━━ GIVEN RECORDS ━━

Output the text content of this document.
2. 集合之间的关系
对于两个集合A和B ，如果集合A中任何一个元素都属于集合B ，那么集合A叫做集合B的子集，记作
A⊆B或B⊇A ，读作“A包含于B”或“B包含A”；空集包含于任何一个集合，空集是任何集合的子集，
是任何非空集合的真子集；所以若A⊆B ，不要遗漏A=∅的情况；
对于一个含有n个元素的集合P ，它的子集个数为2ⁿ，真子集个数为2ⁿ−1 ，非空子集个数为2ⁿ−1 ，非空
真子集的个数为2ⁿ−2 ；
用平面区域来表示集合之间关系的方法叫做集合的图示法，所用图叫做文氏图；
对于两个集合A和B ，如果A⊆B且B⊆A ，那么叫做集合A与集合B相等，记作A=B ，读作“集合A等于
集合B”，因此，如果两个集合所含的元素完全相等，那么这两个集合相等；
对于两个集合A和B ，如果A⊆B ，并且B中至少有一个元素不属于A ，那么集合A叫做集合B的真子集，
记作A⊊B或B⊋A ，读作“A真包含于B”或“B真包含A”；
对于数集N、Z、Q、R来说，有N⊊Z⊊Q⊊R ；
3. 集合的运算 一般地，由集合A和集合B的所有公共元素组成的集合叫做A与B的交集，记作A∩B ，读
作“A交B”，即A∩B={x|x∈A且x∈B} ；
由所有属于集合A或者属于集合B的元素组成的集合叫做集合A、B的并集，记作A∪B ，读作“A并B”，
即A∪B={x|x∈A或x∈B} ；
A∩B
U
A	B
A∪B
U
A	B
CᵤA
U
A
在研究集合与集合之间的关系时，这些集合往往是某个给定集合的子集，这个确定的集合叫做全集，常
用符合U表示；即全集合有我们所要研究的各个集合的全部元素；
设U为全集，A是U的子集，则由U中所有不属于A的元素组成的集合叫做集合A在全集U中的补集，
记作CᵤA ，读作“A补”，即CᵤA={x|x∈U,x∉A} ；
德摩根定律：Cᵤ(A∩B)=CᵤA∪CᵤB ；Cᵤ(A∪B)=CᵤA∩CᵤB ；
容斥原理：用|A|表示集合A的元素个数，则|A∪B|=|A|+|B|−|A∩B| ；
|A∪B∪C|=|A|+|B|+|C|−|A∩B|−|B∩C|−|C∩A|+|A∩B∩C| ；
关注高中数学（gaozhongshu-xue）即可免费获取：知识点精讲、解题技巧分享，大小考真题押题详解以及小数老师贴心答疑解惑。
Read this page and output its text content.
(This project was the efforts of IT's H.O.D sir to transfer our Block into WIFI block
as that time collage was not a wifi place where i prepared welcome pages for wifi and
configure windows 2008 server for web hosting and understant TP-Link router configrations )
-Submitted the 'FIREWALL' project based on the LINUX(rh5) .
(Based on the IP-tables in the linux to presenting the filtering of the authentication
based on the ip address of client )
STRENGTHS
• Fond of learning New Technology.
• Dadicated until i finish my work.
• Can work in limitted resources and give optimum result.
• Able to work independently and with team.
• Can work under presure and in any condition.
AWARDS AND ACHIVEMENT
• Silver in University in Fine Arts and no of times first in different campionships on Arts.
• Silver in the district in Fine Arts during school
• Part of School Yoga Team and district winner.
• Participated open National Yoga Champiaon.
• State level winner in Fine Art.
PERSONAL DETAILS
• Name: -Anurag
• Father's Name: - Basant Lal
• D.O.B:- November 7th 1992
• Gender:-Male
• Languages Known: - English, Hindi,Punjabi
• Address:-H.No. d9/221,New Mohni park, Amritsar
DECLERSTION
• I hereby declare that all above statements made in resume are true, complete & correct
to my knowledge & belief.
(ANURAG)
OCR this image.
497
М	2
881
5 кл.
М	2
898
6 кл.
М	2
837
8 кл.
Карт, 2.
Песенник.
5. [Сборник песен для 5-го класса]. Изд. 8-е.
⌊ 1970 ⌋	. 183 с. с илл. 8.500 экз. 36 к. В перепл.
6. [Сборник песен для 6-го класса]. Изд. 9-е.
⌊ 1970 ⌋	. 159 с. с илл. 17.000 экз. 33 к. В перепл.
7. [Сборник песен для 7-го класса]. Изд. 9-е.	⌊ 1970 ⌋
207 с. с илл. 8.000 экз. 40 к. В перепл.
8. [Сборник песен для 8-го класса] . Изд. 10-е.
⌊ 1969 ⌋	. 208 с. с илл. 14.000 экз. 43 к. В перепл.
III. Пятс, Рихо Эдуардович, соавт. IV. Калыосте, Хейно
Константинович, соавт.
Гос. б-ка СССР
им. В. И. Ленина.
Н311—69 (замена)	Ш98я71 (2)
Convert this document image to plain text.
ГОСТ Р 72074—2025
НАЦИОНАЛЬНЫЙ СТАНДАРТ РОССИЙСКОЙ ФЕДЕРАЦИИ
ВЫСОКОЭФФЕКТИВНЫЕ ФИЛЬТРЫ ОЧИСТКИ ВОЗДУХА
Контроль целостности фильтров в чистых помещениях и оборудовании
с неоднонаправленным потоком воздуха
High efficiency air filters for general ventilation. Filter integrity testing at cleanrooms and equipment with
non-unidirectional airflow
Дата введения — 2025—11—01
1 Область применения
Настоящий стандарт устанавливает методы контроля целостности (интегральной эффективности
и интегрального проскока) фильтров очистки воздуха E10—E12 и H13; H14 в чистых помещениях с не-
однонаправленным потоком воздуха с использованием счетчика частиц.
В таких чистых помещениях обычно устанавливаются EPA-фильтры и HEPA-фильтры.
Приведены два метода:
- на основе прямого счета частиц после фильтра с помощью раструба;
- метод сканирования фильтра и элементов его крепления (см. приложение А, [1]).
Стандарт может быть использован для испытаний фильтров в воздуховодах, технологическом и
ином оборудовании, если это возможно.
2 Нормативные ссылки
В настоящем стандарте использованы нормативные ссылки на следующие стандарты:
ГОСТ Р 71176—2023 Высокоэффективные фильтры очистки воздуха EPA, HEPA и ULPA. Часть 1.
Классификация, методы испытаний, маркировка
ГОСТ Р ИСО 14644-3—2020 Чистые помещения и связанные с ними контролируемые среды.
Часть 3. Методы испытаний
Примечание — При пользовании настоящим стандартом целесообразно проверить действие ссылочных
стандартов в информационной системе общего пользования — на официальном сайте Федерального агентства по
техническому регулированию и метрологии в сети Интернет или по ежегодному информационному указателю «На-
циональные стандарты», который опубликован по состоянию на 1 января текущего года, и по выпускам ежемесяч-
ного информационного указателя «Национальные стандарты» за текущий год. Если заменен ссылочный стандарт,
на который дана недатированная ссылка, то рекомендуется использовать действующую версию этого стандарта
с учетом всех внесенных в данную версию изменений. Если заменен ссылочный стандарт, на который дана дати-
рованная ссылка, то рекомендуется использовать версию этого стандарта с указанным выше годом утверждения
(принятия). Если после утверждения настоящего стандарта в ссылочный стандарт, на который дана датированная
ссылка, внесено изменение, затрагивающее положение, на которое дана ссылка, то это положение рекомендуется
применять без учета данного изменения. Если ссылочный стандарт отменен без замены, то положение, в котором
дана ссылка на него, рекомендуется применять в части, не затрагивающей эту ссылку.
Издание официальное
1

━━━

**SHORT PROBLEM**
Copy all lines from the material that hold "чистых".

**RESULT**
Контроль целостности фильтров в чистых помещениях и оборудовании
и интегрального проскока) фильтров очистки воздуха E10—E12 и H13; H14 в чистых помещениях с не-
В таких чистых помещениях обычно устанавливаются EPA-фильтры и HEPA-фильтры.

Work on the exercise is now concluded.